-------- SOURCE RECORDS --------

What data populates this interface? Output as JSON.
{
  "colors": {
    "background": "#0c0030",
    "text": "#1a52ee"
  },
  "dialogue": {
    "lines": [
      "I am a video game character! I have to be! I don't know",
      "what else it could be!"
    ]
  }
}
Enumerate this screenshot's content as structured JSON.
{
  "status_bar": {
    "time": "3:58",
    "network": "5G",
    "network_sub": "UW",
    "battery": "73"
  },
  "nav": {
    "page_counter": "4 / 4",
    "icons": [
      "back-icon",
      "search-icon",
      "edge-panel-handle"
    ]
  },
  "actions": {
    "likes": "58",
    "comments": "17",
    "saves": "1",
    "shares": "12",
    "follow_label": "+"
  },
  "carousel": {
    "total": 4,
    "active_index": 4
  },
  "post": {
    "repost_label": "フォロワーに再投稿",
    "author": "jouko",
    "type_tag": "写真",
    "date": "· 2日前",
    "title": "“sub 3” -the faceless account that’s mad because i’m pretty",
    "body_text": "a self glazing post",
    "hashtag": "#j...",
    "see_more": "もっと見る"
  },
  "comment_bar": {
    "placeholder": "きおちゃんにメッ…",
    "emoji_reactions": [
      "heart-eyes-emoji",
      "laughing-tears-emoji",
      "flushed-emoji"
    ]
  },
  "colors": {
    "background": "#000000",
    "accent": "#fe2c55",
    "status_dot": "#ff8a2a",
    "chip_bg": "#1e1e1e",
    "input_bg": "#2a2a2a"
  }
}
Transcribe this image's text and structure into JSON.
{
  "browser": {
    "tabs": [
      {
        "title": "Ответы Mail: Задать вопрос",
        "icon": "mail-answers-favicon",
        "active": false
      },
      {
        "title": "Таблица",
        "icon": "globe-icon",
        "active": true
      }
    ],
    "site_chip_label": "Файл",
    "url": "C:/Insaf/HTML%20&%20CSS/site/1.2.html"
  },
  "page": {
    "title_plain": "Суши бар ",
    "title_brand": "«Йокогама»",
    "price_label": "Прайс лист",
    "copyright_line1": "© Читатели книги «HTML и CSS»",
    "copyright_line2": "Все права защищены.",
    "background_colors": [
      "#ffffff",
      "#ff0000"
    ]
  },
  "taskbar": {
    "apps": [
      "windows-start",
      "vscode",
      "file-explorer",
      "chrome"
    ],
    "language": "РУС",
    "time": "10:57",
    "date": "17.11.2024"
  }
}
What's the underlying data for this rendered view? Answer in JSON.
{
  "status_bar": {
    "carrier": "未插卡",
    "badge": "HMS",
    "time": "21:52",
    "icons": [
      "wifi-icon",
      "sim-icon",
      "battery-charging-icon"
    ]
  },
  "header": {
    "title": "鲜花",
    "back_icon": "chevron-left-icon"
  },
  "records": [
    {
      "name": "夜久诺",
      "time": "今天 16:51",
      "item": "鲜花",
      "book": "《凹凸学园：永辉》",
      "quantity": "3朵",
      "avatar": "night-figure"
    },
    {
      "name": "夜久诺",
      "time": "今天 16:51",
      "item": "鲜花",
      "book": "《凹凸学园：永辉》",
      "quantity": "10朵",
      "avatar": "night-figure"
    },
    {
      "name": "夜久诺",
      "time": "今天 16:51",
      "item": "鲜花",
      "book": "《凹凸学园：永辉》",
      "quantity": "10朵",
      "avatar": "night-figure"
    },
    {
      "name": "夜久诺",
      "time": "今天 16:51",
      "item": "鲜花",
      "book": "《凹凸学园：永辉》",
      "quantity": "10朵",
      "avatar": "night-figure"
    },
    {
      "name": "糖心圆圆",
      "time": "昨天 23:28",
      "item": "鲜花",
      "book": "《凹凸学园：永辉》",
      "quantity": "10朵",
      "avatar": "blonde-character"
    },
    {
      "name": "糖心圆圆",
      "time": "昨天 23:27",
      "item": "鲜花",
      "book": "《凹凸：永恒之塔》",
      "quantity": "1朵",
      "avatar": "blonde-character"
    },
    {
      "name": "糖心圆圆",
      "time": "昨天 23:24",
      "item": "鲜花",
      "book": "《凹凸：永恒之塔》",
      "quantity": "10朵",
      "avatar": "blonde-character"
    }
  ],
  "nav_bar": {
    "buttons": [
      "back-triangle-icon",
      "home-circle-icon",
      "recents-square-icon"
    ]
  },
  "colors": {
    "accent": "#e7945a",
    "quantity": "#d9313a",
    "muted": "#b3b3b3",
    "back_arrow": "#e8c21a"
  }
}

--------

WHAT YOU NEED TO DO: Transcribe all of the entries without altering anything.

SOLUTION FOR THIS TASK:
What data populates this interface? Output as JSON.
{
  "colors": {
    "background": "#0c0030",
    "text": "#1a52ee"
  },
  "dialogue": {
    "lines": [
      "I am a video game character! I have to be! I don't know",
      "what else it could be!"
    ]
  }
}
Enumerate this screenshot's content as structured JSON.
{
  "status_bar": {
    "time": "3:58",
    "network": "5G",
    "network_sub": "UW",
    "battery": "73"
  },
  "nav": {
    "page_counter": "4 / 4",
    "icons": [
      "back-icon",
      "search-icon",
      "edge-panel-handle"
    ]
  },
  "actions": {
    "likes": "58",
    "comments": "17",
    "saves": "1",
    "shares": "12",
    "follow_label": "+"
  },
  "carousel": {
    "total": 4,
    "active_index": 4
  },
  "post": {
    "repost_label": "フォロワーに再投稿",
    "author": "jouko",
    "type_tag": "写真",
    "date": "· 2日前",
    "title": "“sub 3” -the faceless account that’s mad because i’m pretty",
    "body_text": "a self glazing post",
    "hashtag": "#j...",
    "see_more": "もっと見る"
  },
  "comment_bar": {
    "placeholder": "きおちゃんにメッ…",
    "emoji_reactions": [
      "heart-eyes-emoji",
      "laughing-tears-emoji",
      "flushed-emoji"
    ]
  },
  "colors": {
    "background": "#000000",
    "accent": "#fe2c55",
    "status_dot": "#ff8a2a",
    "chip_bg": "#1e1e1e",
    "input_bg": "#2a2a2a"
  }
}
Transcribe this image's text and structure into JSON.
{
  "browser": {
    "tabs": [
      {
        "title": "Ответы Mail: Задать вопрос",
        "icon": "mail-answers-favicon",
        "active": false
      },
      {
        "title": "Таблица",
        "icon": "globe-icon",
        "active": true
      }
    ],
    "site_chip_label": "Файл",
    "url": "C:/Insaf/HTML%20&%20CSS/site/1.2.html"
  },
  "page": {
    "title_plain": "Суши бар ",
    "title_brand": "«Йокогама»",
    "price_label": "Прайс лист",
    "copyright_line1": "© Читатели книги «HTML и CSS»",
    "copyright_line2": "Все права защищены.",
    "background_colors": [
      "#ffffff",
      "#ff0000"
    ]
  },
  "taskbar": {
    "apps": [
      "windows-start",
      "vscode",
      "file-explorer",
      "chrome"
    ],
    "language": "РУС",
    "time": "10:57",
    "date": "17.11.2024"
  }
}
What's the underlying data for this rendered view? Answer in JSON.
{
  "status_bar": {
    "carrier": "未插卡",
    "badge": "HMS",
    "time": "21:52",
    "icons": [
      "wifi-icon",
      "sim-icon",
      "battery-charging-icon"
    ]
  },
  "header": {
    "title": "鲜花",
    "back_icon": "chevron-left-icon"
  },
  "records": [
    {
      "name": "夜久诺",
      "time": "今天 16:51",
      "item": "鲜花",
      "book": "《凹凸学园：永辉》",
      "quantity": "3朵",
      "avatar": "night-figure"
    },
    {
      "name": "夜久诺",
      "time": "今天 16:51",
      "item": "鲜花",
      "book": "《凹凸学园：永辉》",
      "quantity": "10朵",
      "avatar": "night-figure"
    },
    {
      "name": "夜久诺",
      "time": "今天 16:51",
      "item": "鲜花",
      "book": "《凹凸学园：永辉》",
      "quantity": "10朵",
      "avatar": "night-figure"
    },
    {
      "name": "夜久诺",
      "time": "今天 16:51",
      "item": "鲜花",
      "book": "《凹凸学园：永辉》",
      "quantity": "10朵",
      "avatar": "night-figure"
    },
    {
      "name": "糖心圆圆",
      "time": "昨天 23:28",
      "item": "鲜花",
      "book": "《凹凸学园：永辉》",
      "quantity": "10朵",
      "avatar": "blonde-character"
    },
    {
      "name": "糖心圆圆",
      "time": "昨天 23:27",
      "item": "鲜花",
      "book": "《凹凸：永恒之塔》",
      "quantity": "1朵",
      "avatar": "blonde-character"
    },
    {
      "name": "糖心圆圆",
      "time": "昨天 23:24",
      "item": "鲜花",
      "book": "《凹凸：永恒之塔》",
      "quantity": "10朵",
      "avatar": "blonde-character"
    }
  ],
  "nav_bar": {
    "buttons": [
      "back-triangle-icon",
      "home-circle-icon",
      "recents-square-icon"
    ]
  },
  "colors": {
    "accent": "#e7945a",
    "quantity": "#d9313a",
    "muted": "#b3b3b3",
    "back_arrow": "#e8c21a"
  }
}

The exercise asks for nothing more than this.